=== Requirement ===
With the pictures excluded, reproduce all of the data exactly.

=== Dataset entries ===
____________________
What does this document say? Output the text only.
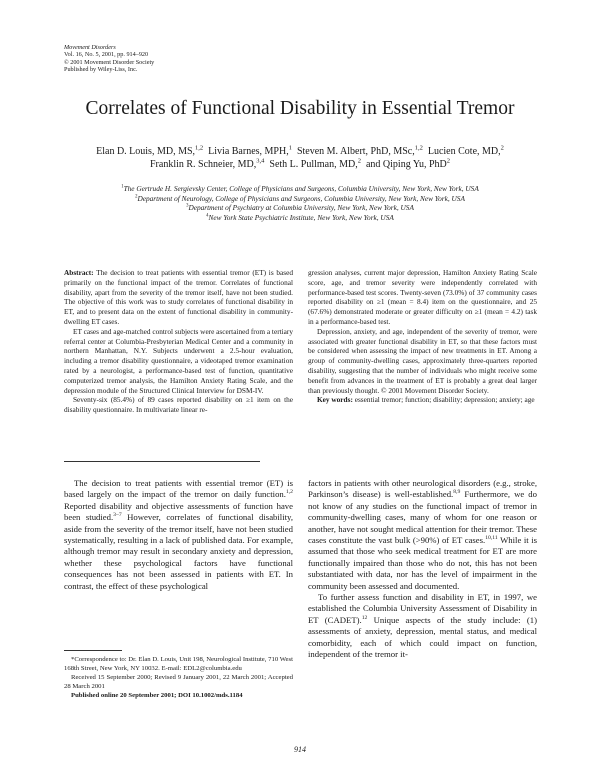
Movement Disorders
Vol. 16, No. 5, 2001, pp. 914–920
© 2001 Movement Disorder Society
Published by Wiley-Liss, Inc.
Correlates of Functional Disability in Essential Tremor
Elan D. Louis, MD, MS,$^{1,2}$ Livia Barnes, MPH,$^1$ Steven M. Albert, PhD, MSc,$^{1,2}$ Lucien Cote, MD,$^2$
Franklin R. Schneier, MD,$^{3,4}$ Seth L. Pullman, MD,$^2$ and Qiping Yu, PhD$^2$
$^1$The Gertrude H. Sergievsky Center, College of Physicians and Surgeons, Columbia University, New York, New York, USA
$^2$Department of Neurology, College of Physicians and Surgeons, Columbia University, New York, New York, USA
$^3$Department of Psychiatry at Columbia University, New York, New York, USA
$^4$New York State Psychiatric Institute, New York, New York, USA

Abstract: The decision to treat patients with essential tremor (ET) is based primarily on the functional impact of the tremor. Correlates of functional disability, apart from the severity of the tremor itself, have not been studied. The objective of this work was to study correlates of functional disability in ET, and to present data on the extent of functional disability in community-dwelling ET cases.

ET cases and age-matched control subjects were ascertained from a tertiary referral center at Columbia-Presbyterian Medical Center and a community in northern Manhattan, N.Y. Subjects underwent a 2.5-hour evaluation, including a tremor disability questionnaire, a videotaped tremor examination rated by a neurologist, a performance-based test of function, quantitative computerized tremor analysis, the Hamilton Anxiety Rating Scale, and the depression module of the Structured Clinical Interview for DSM-IV.

Seventy-six (85.4%) of 89 cases reported disability on ≥1 item on the disability questionnaire. In multivariate linear re-

gression analyses, current major depression, Hamilton Anxiety Rating Scale score, age, and tremor severity were independently correlated with performance-based test scores. Twenty-seven (73.0%) of 37 community cases reported disability on ≥1 (mean = 8.4) item on the questionnaire, and 25 (67.6%) demonstrated moderate or greater difficulty on ≥1 (mean = 4.2) task in a performance-based test.

Depression, anxiety, and age, independent of the severity of tremor, were associated with greater functional disability in ET, so that these factors must be considered when assessing the impact of new treatments in ET. Among a group of community-dwelling cases, approximately three-quarters reported disability, suggesting that the number of individuals who might receive some benefit from advances in the treatment of ET is probably a great deal larger than previously thought. © 2001 Movement Disorder Society.

Key words: essential tremor; function; disability; depression; anxiety; age

The decision to treat patients with essential tremor (ET) is based largely on the impact of the tremor on daily function.$^{1,2}$ Reported disability and objective assessments of function have been studied.$^{3-7}$ However, correlates of functional disability, aside from the severity of the tremor itself, have not been studied systematically, resulting in a lack of published data. For example, although tremor may result in secondary anxiety and depression, whether these psychological factors have functional consequences has not been assessed in patients with ET. In contrast, the effect of these psychological

factors in patients with other neurological disorders (e.g., stroke, Parkinson’s disease) is well-established.$^{8,9}$ Furthermore, we do not know of any studies on the functional impact of tremor in community-dwelling cases, many of whom for one reason or another, have not sought medical attention for their tremor. These cases constitute the vast bulk (>90%) of ET cases.$^{10,11}$ While it is assumed that those who seek medical treatment for ET are more functionally impaired than those who do not, this has not been substantiated with data, nor has the level of impairment in the community been assessed and documented.

To further assess function and disability in ET, in 1997, we established the Columbia University Assessment of Disability in ET (CADET).$^{12}$ Unique aspects of the study include: (1) assessments of anxiety, depression, mental status, and medical comorbidity, each of which could impact on function, independent of the tremor it-

*Correspondence to: Dr. Elan D. Louis, Unit 198, Neurological Institute, 710 West 168th Street, New York, NY 10032. E-mail: EDL2@columbia.edu

Received 15 September 2000; Revised 9 January 2001, 22 March 2001; Accepted 28 March 2001

Published online 20 September 2001; DOI 10.1002/mds.1184

914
____________________
=== Exercise result ===
What does this document say? Output the text only.
Movement Disorders
Vol. 16, No. 5, 2001, pp. 914–920
© 2001 Movement Disorder Society
Published by Wiley-Liss, Inc.
Correlates of Functional Disability in Essential Tremor
Elan D. Louis, MD, MS,$^{1,2}$ Livia Barnes, MPH,$^1$ Steven M. Albert, PhD, MSc,$^{1,2}$ Lucien Cote, MD,$^2$
Franklin R. Schneier, MD,$^{3,4}$ Seth L. Pullman, MD,$^2$ and Qiping Yu, PhD$^2$
$^1$The Gertrude H. Sergievsky Center, College of Physicians and Surgeons, Columbia University, New York, New York, USA
$^2$Department of Neurology, College of Physicians and Surgeons, Columbia University, New York, New York, USA
$^3$Department of Psychiatry at Columbia University, New York, New York, USA
$^4$New York State Psychiatric Institute, New York, New York, USA

Abstract: The decision to treat patients with essential tremor (ET) is based primarily on the functional impact of the tremor. Correlates of functional disability, apart from the severity of the tremor itself, have not been studied. The objective of this work was to study correlates of functional disability in ET, and to present data on the extent of functional disability in community-dwelling ET cases.

ET cases and age-matched control subjects were ascertained from a tertiary referral center at Columbia-Presbyterian Medical Center and a community in northern Manhattan, N.Y. Subjects underwent a 2.5-hour evaluation, including a tremor disability questionnaire, a videotaped tremor examination rated by a neurologist, a performance-based test of function, quantitative computerized tremor analysis, the Hamilton Anxiety Rating Scale, and the depression module of the Structured Clinical Interview for DSM-IV.

Seventy-six (85.4%) of 89 cases reported disability on ≥1 item on the disability questionnaire. In multivariate linear re-

gression analyses, current major depression, Hamilton Anxiety Rating Scale score, age, and tremor severity were independently correlated with performance-based test scores. Twenty-seven (73.0%) of 37 community cases reported disability on ≥1 (mean = 8.4) item on the questionnaire, and 25 (67.6%) demonstrated moderate or greater difficulty on ≥1 (mean = 4.2) task in a performance-based test.

Depression, anxiety, and age, independent of the severity of tremor, were associated with greater functional disability in ET, so that these factors must be considered when assessing the impact of new treatments in ET. Among a group of community-dwelling cases, approximately three-quarters reported disability, suggesting that the number of individuals who might receive some benefit from advances in the treatment of ET is probably a great deal larger than previously thought. © 2001 Movement Disorder Society.

Key words: essential tremor; function; disability; depression; anxiety; age

The decision to treat patients with essential tremor (ET) is based largely on the impact of the tremor on daily function.$^{1,2}$ Reported disability and objective assessments of function have been studied.$^{3-7}$ However, correlates of functional disability, aside from the severity of the tremor itself, have not been studied systematically, resulting in a lack of published data. For example, although tremor may result in secondary anxiety and depression, whether these psychological factors have functional consequences has not been assessed in patients with ET. In contrast, the effect of these psychological

factors in patients with other neurological disorders (e.g., stroke, Parkinson’s disease) is well-established.$^{8,9}$ Furthermore, we do not know of any studies on the functional impact of tremor in community-dwelling cases, many of whom for one reason or another, have not sought medical attention for their tremor. These cases constitute the vast bulk (>90%) of ET cases.$^{10,11}$ While it is assumed that those who seek medical treatment for ET are more functionally impaired than those who do not, this has not been substantiated with data, nor has the level of impairment in the community been assessed and documented.

To further assess function and disability in ET, in 1997, we established the Columbia University Assessment of Disability in ET (CADET).$^{12}$ Unique aspects of the study include: (1) assessments of anxiety, depression, mental status, and medical comorbidity, each of which could impact on function, independent of the tremor it-

*Correspondence to: Dr. Elan D. Louis, Unit 198, Neurological Institute, 710 West 168th Street, New York, NY 10032. E-mail: EDL2@columbia.edu

Received 15 September 2000; Revised 9 January 2001, 22 March 2001; Accepted 28 March 2001

Published online 20 September 2001; DOI 10.1002/mds.1184

914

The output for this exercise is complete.